======== Recorded data

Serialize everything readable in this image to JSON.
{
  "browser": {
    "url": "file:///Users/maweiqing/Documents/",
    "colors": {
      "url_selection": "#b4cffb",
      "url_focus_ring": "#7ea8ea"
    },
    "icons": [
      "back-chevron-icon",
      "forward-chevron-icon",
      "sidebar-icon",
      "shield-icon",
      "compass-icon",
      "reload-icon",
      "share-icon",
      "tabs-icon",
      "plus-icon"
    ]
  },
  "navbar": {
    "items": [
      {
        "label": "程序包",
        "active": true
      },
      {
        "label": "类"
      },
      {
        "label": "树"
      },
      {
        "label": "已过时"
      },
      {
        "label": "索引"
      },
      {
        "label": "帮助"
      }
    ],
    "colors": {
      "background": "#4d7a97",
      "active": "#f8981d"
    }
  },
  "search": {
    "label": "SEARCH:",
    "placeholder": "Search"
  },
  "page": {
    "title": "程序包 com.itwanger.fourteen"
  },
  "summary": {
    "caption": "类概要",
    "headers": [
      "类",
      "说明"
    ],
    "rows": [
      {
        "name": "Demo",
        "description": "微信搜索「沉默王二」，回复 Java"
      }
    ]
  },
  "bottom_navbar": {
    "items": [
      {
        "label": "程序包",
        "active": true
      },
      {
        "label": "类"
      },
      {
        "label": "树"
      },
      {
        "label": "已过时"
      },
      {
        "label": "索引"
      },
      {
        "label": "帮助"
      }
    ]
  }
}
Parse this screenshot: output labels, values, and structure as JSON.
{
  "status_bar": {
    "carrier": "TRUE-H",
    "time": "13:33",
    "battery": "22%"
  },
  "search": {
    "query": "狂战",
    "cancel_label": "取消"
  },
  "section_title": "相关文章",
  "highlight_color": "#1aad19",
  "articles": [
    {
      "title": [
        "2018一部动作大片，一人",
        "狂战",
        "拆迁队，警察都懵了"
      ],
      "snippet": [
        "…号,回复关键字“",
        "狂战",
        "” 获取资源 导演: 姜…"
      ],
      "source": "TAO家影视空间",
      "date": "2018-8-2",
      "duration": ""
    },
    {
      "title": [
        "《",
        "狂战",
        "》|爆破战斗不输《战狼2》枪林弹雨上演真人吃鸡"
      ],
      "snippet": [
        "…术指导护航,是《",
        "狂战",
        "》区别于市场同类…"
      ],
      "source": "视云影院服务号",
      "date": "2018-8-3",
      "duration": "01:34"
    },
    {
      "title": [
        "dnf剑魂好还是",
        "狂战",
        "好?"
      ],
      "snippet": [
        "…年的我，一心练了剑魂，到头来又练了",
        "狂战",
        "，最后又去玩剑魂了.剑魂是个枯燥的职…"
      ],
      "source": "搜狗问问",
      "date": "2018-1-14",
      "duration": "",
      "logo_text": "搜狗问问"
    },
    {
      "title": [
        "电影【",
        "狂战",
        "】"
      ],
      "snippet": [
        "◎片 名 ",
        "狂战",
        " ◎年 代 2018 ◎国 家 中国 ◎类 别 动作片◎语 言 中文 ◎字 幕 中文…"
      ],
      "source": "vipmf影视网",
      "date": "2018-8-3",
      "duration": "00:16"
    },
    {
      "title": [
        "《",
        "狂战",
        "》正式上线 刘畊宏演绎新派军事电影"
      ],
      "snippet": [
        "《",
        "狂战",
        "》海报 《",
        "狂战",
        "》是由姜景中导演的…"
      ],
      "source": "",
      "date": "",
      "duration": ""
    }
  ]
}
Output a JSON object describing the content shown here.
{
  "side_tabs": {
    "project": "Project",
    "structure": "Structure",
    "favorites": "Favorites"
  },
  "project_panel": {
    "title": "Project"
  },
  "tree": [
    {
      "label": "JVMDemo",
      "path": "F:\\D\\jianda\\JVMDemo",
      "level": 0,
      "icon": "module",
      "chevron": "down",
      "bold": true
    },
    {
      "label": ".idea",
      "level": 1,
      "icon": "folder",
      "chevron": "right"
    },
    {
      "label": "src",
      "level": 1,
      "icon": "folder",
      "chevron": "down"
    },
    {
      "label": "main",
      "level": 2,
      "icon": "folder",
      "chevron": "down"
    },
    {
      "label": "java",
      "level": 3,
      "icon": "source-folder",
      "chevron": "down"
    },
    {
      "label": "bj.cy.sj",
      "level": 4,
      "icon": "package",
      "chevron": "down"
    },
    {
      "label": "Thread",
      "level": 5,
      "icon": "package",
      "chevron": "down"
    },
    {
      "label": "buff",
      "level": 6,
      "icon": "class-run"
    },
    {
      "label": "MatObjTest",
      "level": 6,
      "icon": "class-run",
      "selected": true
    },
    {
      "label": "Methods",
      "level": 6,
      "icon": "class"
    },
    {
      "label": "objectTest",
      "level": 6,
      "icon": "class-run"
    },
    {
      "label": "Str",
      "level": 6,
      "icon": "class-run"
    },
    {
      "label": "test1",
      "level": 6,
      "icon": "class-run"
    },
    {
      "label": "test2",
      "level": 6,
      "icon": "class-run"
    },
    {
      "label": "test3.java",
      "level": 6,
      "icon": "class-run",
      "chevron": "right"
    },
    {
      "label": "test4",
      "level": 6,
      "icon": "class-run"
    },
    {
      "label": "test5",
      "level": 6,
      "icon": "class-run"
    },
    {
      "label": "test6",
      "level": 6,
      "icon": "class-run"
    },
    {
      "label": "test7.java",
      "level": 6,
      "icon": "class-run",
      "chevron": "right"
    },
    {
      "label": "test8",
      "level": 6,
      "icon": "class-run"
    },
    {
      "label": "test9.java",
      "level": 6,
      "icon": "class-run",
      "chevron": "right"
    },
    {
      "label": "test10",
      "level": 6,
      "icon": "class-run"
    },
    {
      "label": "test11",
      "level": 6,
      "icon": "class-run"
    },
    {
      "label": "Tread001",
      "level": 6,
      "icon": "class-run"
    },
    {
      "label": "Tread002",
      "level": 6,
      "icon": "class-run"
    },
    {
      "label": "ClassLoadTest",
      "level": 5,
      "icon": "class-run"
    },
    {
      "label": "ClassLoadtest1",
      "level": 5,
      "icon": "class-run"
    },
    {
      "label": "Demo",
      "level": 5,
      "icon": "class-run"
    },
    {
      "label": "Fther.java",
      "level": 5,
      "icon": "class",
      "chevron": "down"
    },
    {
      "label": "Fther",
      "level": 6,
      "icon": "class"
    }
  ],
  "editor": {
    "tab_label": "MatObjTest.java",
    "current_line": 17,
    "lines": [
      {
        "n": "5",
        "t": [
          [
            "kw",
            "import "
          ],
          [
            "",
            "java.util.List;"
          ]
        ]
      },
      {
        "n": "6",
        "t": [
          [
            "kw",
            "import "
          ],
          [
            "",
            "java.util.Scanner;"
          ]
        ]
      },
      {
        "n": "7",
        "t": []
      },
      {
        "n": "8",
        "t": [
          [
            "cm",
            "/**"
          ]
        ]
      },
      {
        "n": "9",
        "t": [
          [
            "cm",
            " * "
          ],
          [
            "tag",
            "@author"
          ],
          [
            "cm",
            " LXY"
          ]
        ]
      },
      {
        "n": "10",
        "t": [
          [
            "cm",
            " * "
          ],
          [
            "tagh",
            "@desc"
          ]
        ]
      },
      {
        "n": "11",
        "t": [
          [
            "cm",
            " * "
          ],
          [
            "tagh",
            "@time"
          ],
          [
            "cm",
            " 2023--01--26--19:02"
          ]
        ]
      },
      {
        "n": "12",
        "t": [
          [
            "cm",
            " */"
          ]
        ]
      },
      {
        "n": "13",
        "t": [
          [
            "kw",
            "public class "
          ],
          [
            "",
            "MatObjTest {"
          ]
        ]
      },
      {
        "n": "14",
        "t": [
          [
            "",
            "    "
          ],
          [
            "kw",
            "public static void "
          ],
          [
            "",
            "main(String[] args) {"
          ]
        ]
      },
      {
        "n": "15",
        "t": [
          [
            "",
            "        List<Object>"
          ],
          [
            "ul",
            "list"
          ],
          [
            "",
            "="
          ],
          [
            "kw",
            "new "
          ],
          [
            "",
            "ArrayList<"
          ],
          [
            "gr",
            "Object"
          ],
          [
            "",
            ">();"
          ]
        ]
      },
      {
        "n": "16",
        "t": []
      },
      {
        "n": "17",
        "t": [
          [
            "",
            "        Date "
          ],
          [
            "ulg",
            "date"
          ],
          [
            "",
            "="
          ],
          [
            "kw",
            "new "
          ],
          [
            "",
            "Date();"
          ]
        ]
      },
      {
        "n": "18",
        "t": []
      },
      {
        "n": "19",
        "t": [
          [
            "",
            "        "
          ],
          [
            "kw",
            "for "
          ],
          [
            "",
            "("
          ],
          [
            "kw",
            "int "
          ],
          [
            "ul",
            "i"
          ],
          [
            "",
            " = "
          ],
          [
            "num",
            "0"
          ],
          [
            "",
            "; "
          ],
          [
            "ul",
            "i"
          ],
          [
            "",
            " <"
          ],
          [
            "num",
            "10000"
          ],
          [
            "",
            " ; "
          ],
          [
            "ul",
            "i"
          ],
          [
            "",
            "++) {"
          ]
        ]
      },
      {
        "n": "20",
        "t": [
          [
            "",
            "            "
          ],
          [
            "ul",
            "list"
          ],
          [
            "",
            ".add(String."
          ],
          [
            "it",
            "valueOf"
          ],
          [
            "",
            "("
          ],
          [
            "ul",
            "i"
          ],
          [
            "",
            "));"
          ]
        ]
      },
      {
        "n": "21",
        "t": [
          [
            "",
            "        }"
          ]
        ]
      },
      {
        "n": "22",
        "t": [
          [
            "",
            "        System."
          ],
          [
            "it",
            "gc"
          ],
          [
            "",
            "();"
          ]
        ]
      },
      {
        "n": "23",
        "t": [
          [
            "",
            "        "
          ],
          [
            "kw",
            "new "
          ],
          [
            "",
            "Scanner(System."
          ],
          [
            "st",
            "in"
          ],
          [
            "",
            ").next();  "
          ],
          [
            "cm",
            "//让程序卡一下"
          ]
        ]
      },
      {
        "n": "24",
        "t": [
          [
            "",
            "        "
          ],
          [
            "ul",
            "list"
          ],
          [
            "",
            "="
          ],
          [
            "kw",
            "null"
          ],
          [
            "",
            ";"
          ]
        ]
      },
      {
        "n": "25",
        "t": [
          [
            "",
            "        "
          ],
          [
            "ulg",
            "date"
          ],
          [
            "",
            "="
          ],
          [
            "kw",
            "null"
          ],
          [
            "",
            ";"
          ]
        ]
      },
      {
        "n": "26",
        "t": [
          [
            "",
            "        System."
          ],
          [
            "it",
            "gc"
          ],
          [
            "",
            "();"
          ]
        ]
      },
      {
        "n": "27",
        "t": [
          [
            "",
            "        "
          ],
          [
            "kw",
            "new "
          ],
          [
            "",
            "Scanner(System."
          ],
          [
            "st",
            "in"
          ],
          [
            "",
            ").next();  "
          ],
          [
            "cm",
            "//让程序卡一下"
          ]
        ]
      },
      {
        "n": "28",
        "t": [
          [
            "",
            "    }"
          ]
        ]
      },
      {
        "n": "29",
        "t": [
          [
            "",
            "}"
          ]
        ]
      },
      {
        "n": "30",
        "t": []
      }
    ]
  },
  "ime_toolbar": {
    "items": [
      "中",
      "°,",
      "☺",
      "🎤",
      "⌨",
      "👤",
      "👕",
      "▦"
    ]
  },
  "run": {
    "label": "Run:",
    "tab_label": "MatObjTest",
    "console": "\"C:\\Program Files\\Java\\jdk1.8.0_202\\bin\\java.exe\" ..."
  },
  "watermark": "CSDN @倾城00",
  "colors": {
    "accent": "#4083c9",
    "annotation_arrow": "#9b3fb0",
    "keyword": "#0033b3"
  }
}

================

*What the task asks*
Each line containing "this" counts once; state the total number of such lines and nothing else.

*Answer in full*
2